**AIM**
Pull each line holding the word "model" from the data.

**DATA TO USE**

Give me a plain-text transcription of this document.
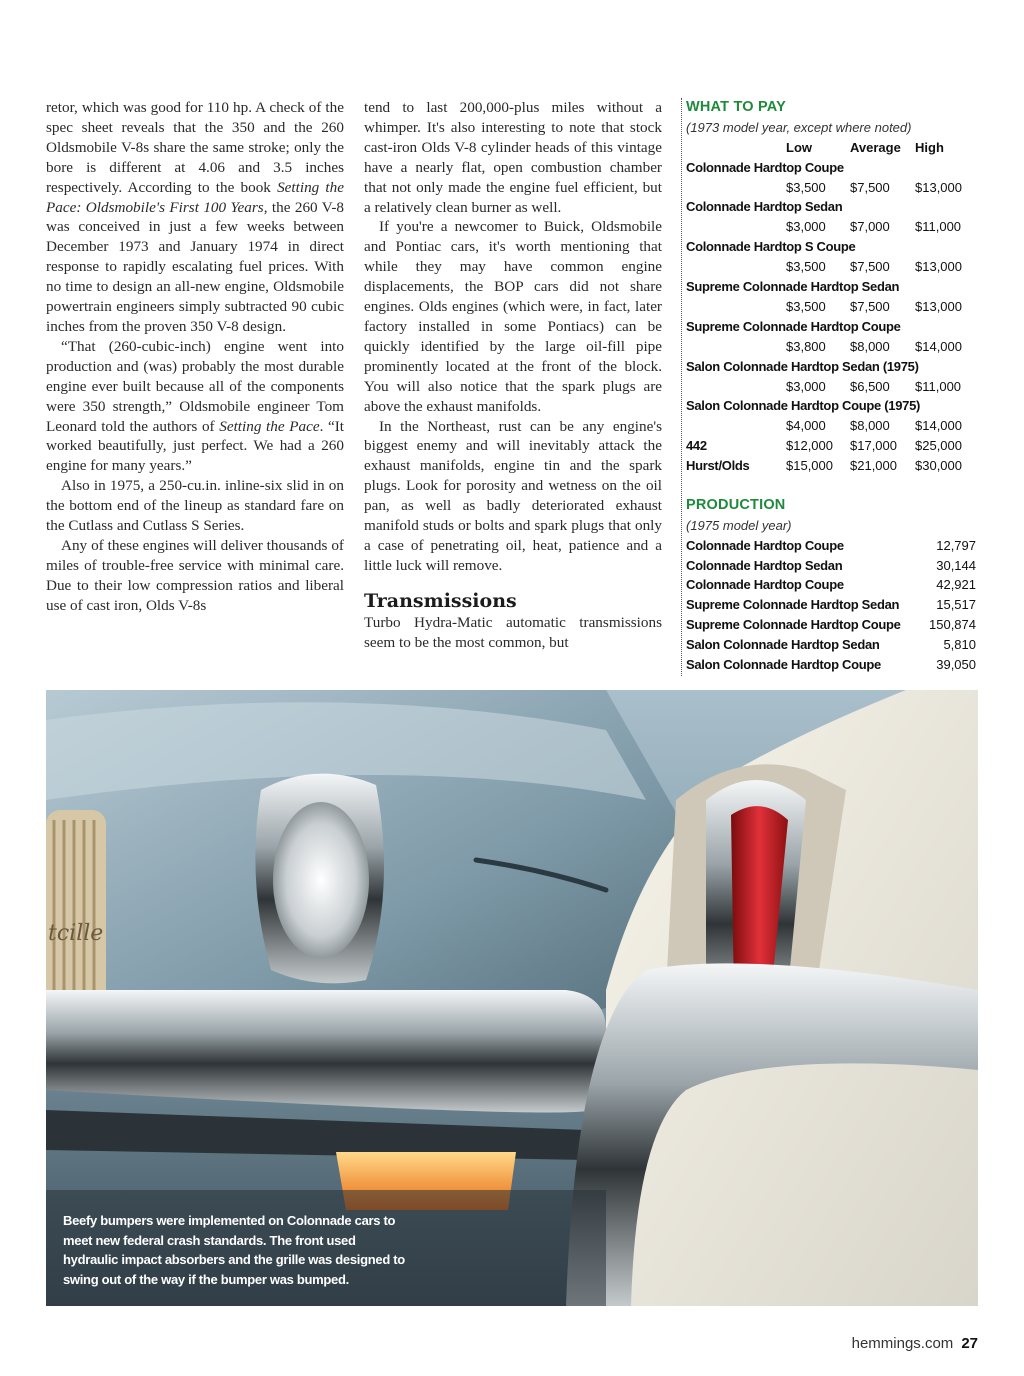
retor, which was good for 110 hp. A check of the spec sheet reveals that the 350 and the 260 Oldsmobile V-8s share the same stroke; only the bore is different at 4.06 and 3.5 inches respectively. According to the book Setting the Pace: Oldsmobile's First 100 Years, the 260 V-8 was conceived in just a few weeks between December 1973 and January 1974 in direct response to rapidly escalating fuel prices. With no time to design an all-new engine, Oldsmobile powertrain engineers simply subtracted 90 cubic inches from the proven 350 V-8 design.

“That (260-cubic-inch) engine went into production and (was) probably the most durable engine ever built because all of the components were 350 strength,” Oldsmobile engineer Tom Leonard told the authors of Setting the Pace. “It worked beautifully, just perfect. We had a 260 engine for many years.”

Also in 1975, a 250-cu.in. inline-six slid in on the bottom end of the lineup as standard fare on the Cutlass and Cutlass S Series.

Any of these engines will deliver thousands of miles of trouble-free service with minimal care. Due to their low compression ratios and liberal use of cast iron, Olds V-8s

tend to last 200,000-plus miles without a whimper. It's also interesting to note that stock cast-iron Olds V-8 cylinder heads of this vintage have a nearly flat, open combustion chamber that not only made the engine fuel efficient, but a relatively clean burner as well.

If you're a newcomer to Buick, Oldsmobile and Pontiac cars, it's worth mentioning that while they may have common engine displacements, the BOP cars did not share engines. Olds engines (which were, in fact, later factory installed in some Pontiacs) can be quickly identified by the large oil-fill pipe prominently located at the front of the block. You will also notice that the spark plugs are above the exhaust manifolds.

In the Northeast, rust can be any engine's biggest enemy and will inevitably attack the exhaust manifolds, engine tin and the spark plugs. Look for porosity and wetness on the oil pan, as well as badly deteriorated exhaust manifold studs or bolts and spark plugs that only a case of penetrating oil, heat, patience and a little luck will remove.

Transmissions

Turbo Hydra-Matic automatic transmissions seem to be the most common, but

WHAT TO PAY
(1973 model year, except where noted)
Low	Average High
Colonnade Hardtop Coupe
$3,500 $7,500 $13,000
Colonnade Hardtop Sedan
$3,000 $7,000 $11,000
Colonnade Hardtop S Coupe
$3,500 $7,500 $13,000
Supreme Colonnade Hardtop Sedan
$3,500 $7,500 $13,000
Supreme Colonnade Hardtop Coupe
$3,800 $8,000 $14,000
Salon Colonnade Hardtop Sedan (1975)
$3,000 $6,500 $11,000
Salon Colonnade Hardtop Coupe (1975)
$4,000 $8,000 $14,000
442	$12,000 $17,000 $25,000
Hurst/Olds	$15,000 $21,000 $30,000
PRODUCTION
(1975 model year)
Colonnade Hardtop Coupe	12,797
Colonnade Hardtop Sedan	30,144
Colonnade Hardtop Coupe	42,921
Supreme Colonnade Hardtop Sedan	15,517
Supreme Colonnade Hardtop Coupe 150,874
Salon Colonnade Hardtop Sedan	5,810
Salon Colonnade Hardtop Coupe	39,050
tcille
Beefy bumpers were implemented on Colonnade cars to meet new federal crash standards. The front used hydraulic impact absorbers and the grille was designed to swing out of the way if the bumper was bumped.
hemmings.com 27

**WRITTEN ANSWER**
(1973 model year, except where noted)
(1975 model year)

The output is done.